[Task directions]: Output the records exactly as they appear, with no pictures included.

[Entries supplied]:
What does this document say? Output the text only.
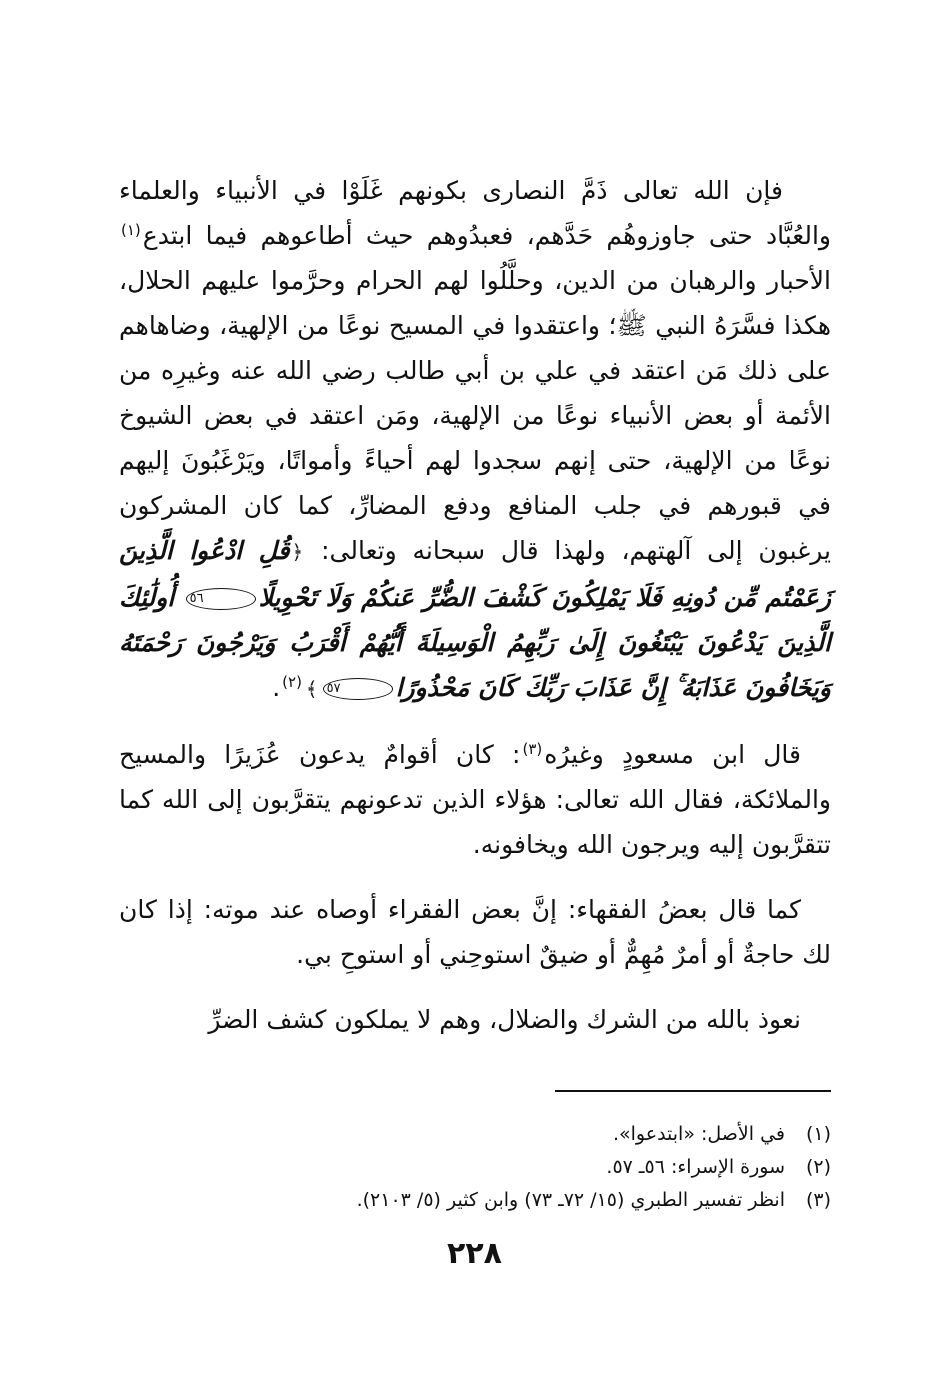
فإن الله تعالى ذَمَّ النصارى بكونهم غَلَوْا في الأنبياء والعلماء والعُبَّاد حتى جاوزوهُم حَدَّهم، فعبدُوهم حيث أطاعوهم فيما ابتدع$^{(١)}$ الأحبار والرهبان من الدين، وحلَّلُوا لهم الحرام وحرَّموا عليهم الحلال، هكذا فسَّرَهُ النبي ﷺ؛ واعتقدوا في المسيح نوعًا من الإلهية، وضاهاهم على ذلك مَن اعتقد في علي بن أبي طالب رضي الله عنه وغيرِه من الأئمة أو بعض الأنبياء نوعًا من الإلهية، ومَن اعتقد في بعض الشيوخ نوعًا من الإلهية، حتى إنهم سجدوا لهم أحياءً وأمواتًا، ويَرْغَبُونَ إليهم في قبورهم في جلب المنافع ودفع المضارِّ، كما كان المشركون يرغبون إلى آلهتهم، ولهذا قال سبحانه وتعالى: ﴿قُلِ ادْعُوا الَّذِينَ زَعَمْتُم مِّن دُونِهِ فَلَا يَمْلِكُونَ كَشْفَ الضُّرِّ عَنكُمْ وَلَا تَحْوِيلًا٥٦ أُولَٰئِكَ الَّذِينَ يَدْعُونَ يَبْتَغُونَ إِلَىٰ رَبِّهِمُ الْوَسِيلَةَ أَيُّهُمْ أَقْرَبُ وَيَرْجُونَ رَحْمَتَهُ وَيَخَافُونَ عَذَابَهُ ۚ إِنَّ عَذَابَ رَبِّكَ كَانَ مَحْذُورًا٥٧﴾$^{(٢)}$.

قال ابن مسعودٍ وغيرُه$^{(٣)}$: كان أقوامٌ يدعون عُزَيرًا والمسيح والملائكة، فقال الله تعالى: هؤلاء الذين تدعونهم يتقرَّبون إلى الله كما تتقرَّبون إليه ويرجون الله ويخافونه.

كما قال بعضُ الفقهاء: إنَّ بعض الفقراء أوصاه عند موته: إذا كان لك حاجةٌ أو أمرٌ مُهِمٌّ أو ضيقٌ استوحِني أو استوحِ بي.

نعوذ بالله من الشرك والضلال، وهم لا يملكون كشف الضرِّ

(١)في الأصل: «ابتدعوا».

(٢)سورة الإسراء: ٥٦ـ ٥٧.

(٣)انظر تفسير الطبري (١٥/ ٧٢ـ ٧٣) وابن كثير (٥/ ٢١٠٣).

٢٢٨
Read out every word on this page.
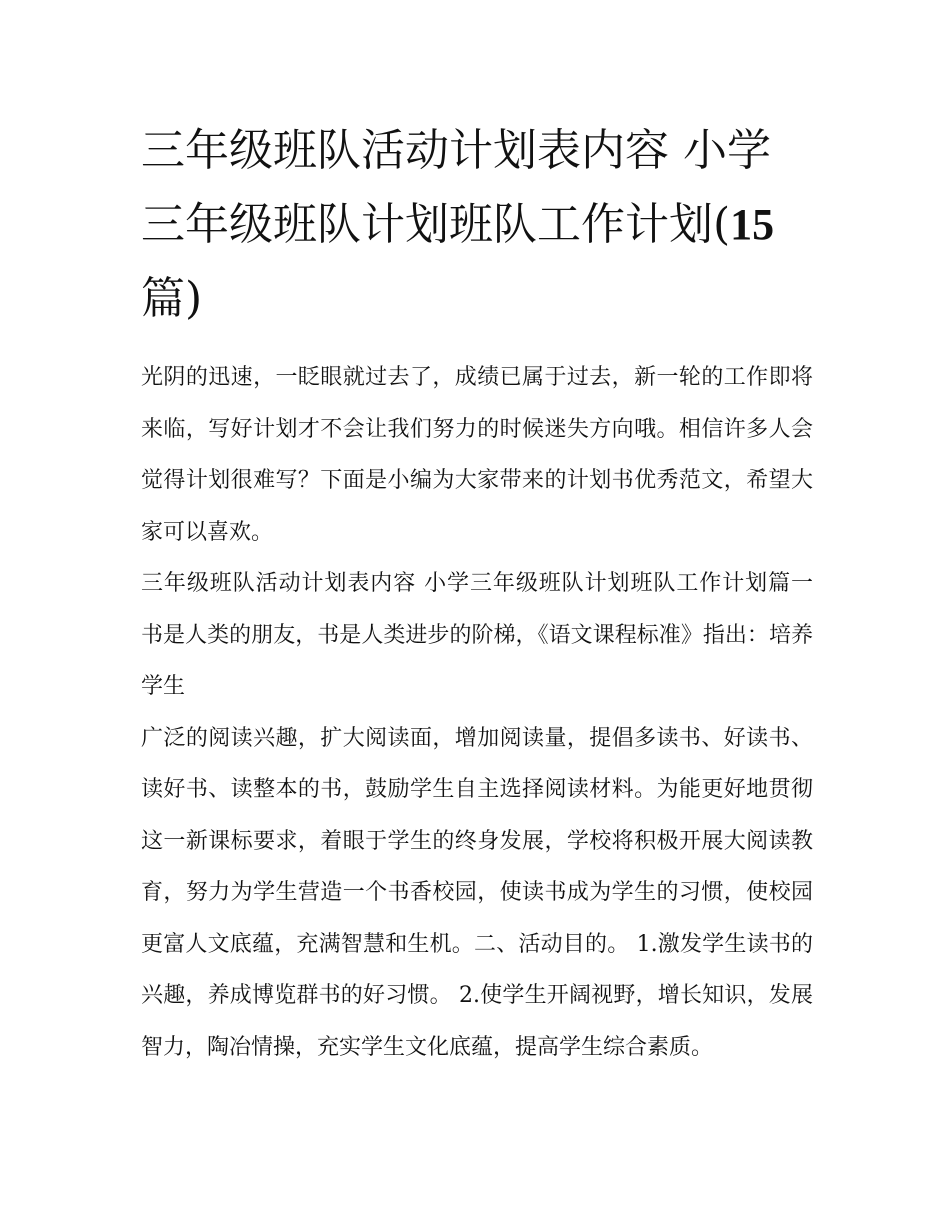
三年级班队活动计划表内容 小学三年级班队计划班队工作计划(15 篇)

光阴的迅速，一眨眼就过去了，成绩已属于过去，新一轮的工作即将来临，写好计划才不会让我们努力的时候迷失方向哦。相信许多人会觉得计划很难写？下面是小编为大家带来的计划书优秀范文，希望大家可以喜欢。

三年级班队活动计划表内容 小学三年级班队计划班队工作计划篇一 书是人类的朋友，书是人类进步的阶梯，《语文课程标准》指出：培养学生

广泛的阅读兴趣，扩大阅读面，增加阅读量，提倡多读书、好读书、读好书、读整本的书，鼓励学生自主选择阅读材料。为能更好地贯彻这一新课标要求，着眼于学生的终身发展，学校将积极开展大阅读教育，努力为学生营造一个书香校园，使读书成为学生的习惯，使校园更富人文底蕴，充满智慧和生机。二、活动目的。 1.激发学生读书的兴趣，养成博览群书的好习惯。 2.使学生开阔视野，增长知识，发展智力，陶冶情操，充实学生文化底蕴，提高学生综合素质。
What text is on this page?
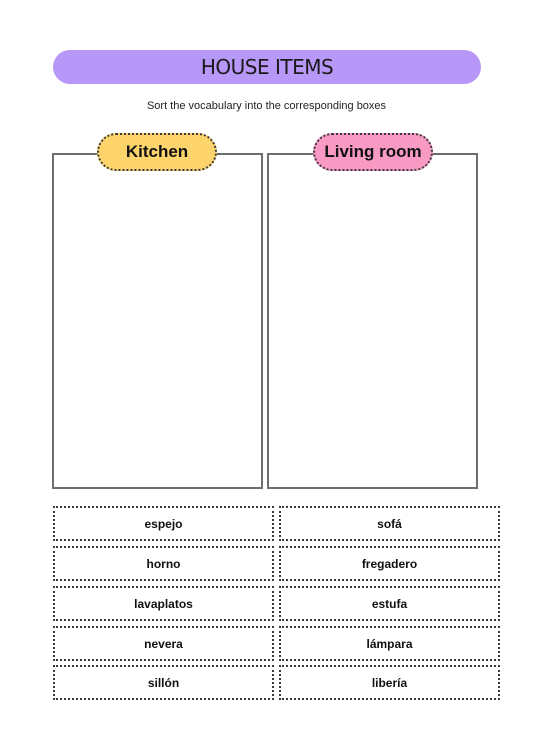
HOUSE ITEMS
Sort the vocabulary into the corresponding boxes
Kitchen	Living room
espejo	sofá
horno	fregadero
lavaplatos	estufa
nevera	lámpara
sillón	libería
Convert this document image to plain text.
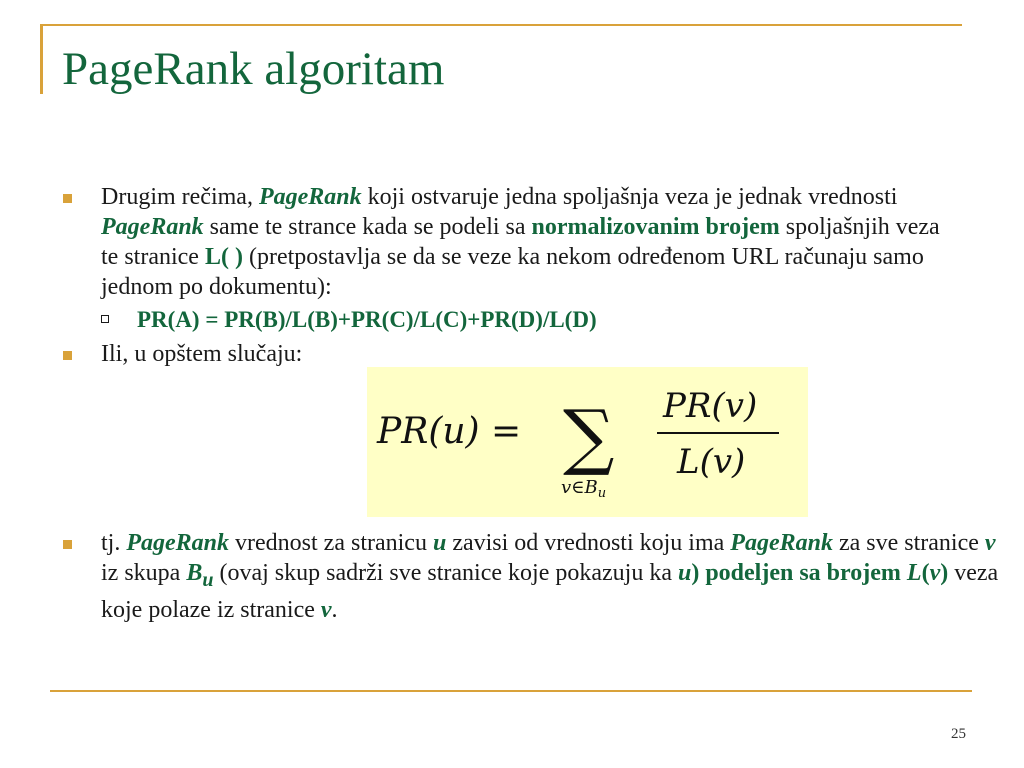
PageRank algoritam
Drugim rečima, PageRank koji ostvaruje jedna spoljašnja veza je jednak vrednosti PageRank same te strance kada se podeli sa normalizovanim brojem spoljašnjih veza te stranice L( ) (pretpostavlja se da se veze ka nekom određenom URL računaju samo jednom po dokumentu):
PR(A) = PR(B)/L(B)+PR(C)/L(C)+PR(D)/L(D)
Ili, u opštem slučaju:
tj. PageRank vrednost za stranicu u zavisi od vrednosti koju ima PageRank za sve stranice v iz skupa $B_u$ (ovaj skup sadrži sve stranice koje pokazuju ka u) podeljen sa brojem L(v) veza koje polaze iz stranice v.
PR(u) = ∑
$v\in B_u$
PR(v)
L(v)
25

[Solution for this problem]:
What does this document say? Output the text only.
فإن الله تعالى ذَمَّ النصارى بكونهم غَلَوْا في الأنبياء والعلماء والعُبَّاد حتى جاوزوهُم حَدَّهم، فعبدُوهم حيث أطاعوهم فيما ابتدع$^{(١)}$ الأحبار والرهبان من الدين، وحلَّلُوا لهم الحرام وحرَّموا عليهم الحلال، هكذا فسَّرَهُ النبي ﷺ؛ واعتقدوا في المسيح نوعًا من الإلهية، وضاهاهم على ذلك مَن اعتقد في علي بن أبي طالب رضي الله عنه وغيرِه من الأئمة أو بعض الأنبياء نوعًا من الإلهية، ومَن اعتقد في بعض الشيوخ نوعًا من الإلهية، حتى إنهم سجدوا لهم أحياءً وأمواتًا، ويَرْغَبُونَ إليهم في قبورهم في جلب المنافع ودفع المضارِّ، كما كان المشركون يرغبون إلى آلهتهم، ولهذا قال سبحانه وتعالى: ﴿قُلِ ادْعُوا الَّذِينَ زَعَمْتُم مِّن دُونِهِ فَلَا يَمْلِكُونَ كَشْفَ الضُّرِّ عَنكُمْ وَلَا تَحْوِيلًا٥٦ أُولَٰئِكَ الَّذِينَ يَدْعُونَ يَبْتَغُونَ إِلَىٰ رَبِّهِمُ الْوَسِيلَةَ أَيُّهُمْ أَقْرَبُ وَيَرْجُونَ رَحْمَتَهُ وَيَخَافُونَ عَذَابَهُ ۚ إِنَّ عَذَابَ رَبِّكَ كَانَ مَحْذُورًا٥٧﴾$^{(٢)}$.

قال ابن مسعودٍ وغيرُه$^{(٣)}$: كان أقوامٌ يدعون عُزَيرًا والمسيح والملائكة، فقال الله تعالى: هؤلاء الذين تدعونهم يتقرَّبون إلى الله كما تتقرَّبون إليه ويرجون الله ويخافونه.

كما قال بعضُ الفقهاء: إنَّ بعض الفقراء أوصاه عند موته: إذا كان لك حاجةٌ أو أمرٌ مُهِمٌّ أو ضيقٌ استوحِني أو استوحِ بي.

نعوذ بالله من الشرك والضلال، وهم لا يملكون كشف الضرِّ

(١)في الأصل: «ابتدعوا».

(٢)سورة الإسراء: ٥٦ـ ٥٧.

(٣)انظر تفسير الطبري (١٥/ ٧٢ـ ٧٣) وابن كثير (٥/ ٢١٠٣).

٢٢٨
Read out every word on this page.
三年级班队活动计划表内容 小学三年级班队计划班队工作计划(15 篇)

光阴的迅速，一眨眼就过去了，成绩已属于过去，新一轮的工作即将来临，写好计划才不会让我们努力的时候迷失方向哦。相信许多人会觉得计划很难写？下面是小编为大家带来的计划书优秀范文，希望大家可以喜欢。

三年级班队活动计划表内容 小学三年级班队计划班队工作计划篇一 书是人类的朋友，书是人类进步的阶梯，《语文课程标准》指出：培养学生

广泛的阅读兴趣，扩大阅读面，增加阅读量，提倡多读书、好读书、读好书、读整本的书，鼓励学生自主选择阅读材料。为能更好地贯彻这一新课标要求，着眼于学生的终身发展，学校将积极开展大阅读教育，努力为学生营造一个书香校园，使读书成为学生的习惯，使校园更富人文底蕴，充满智慧和生机。二、活动目的。 1.激发学生读书的兴趣，养成博览群书的好习惯。 2.使学生开阔视野，增长知识，发展智力，陶冶情操，充实学生文化底蕴，提高学生综合素质。
What text is on this page?
HOUSE ITEMS
Sort the vocabulary into the corresponding boxes
Kitchen	Living room
espejo	sofá
horno	fregadero
lavaplatos	estufa
nevera	lámpara
sillón	libería
Convert this document image to plain text.
PageRank algoritam
Drugim rečima, PageRank koji ostvaruje jedna spoljašnja veza je jednak vrednosti PageRank same te strance kada se podeli sa normalizovanim brojem spoljašnjih veza te stranice L( ) (pretpostavlja se da se veze ka nekom određenom URL računaju samo jednom po dokumentu):
PR(A) = PR(B)/L(B)+PR(C)/L(C)+PR(D)/L(D)
Ili, u opštem slučaju:
tj. PageRank vrednost za stranicu u zavisi od vrednosti koju ima PageRank za sve stranice v iz skupa $B_u$ (ovaj skup sadrži sve stranice koje pokazuju ka u) podeljen sa brojem L(v) veza koje polaze iz stranice v.
PR(u) = ∑
$v\in B_u$
PR(v)
L(v)
25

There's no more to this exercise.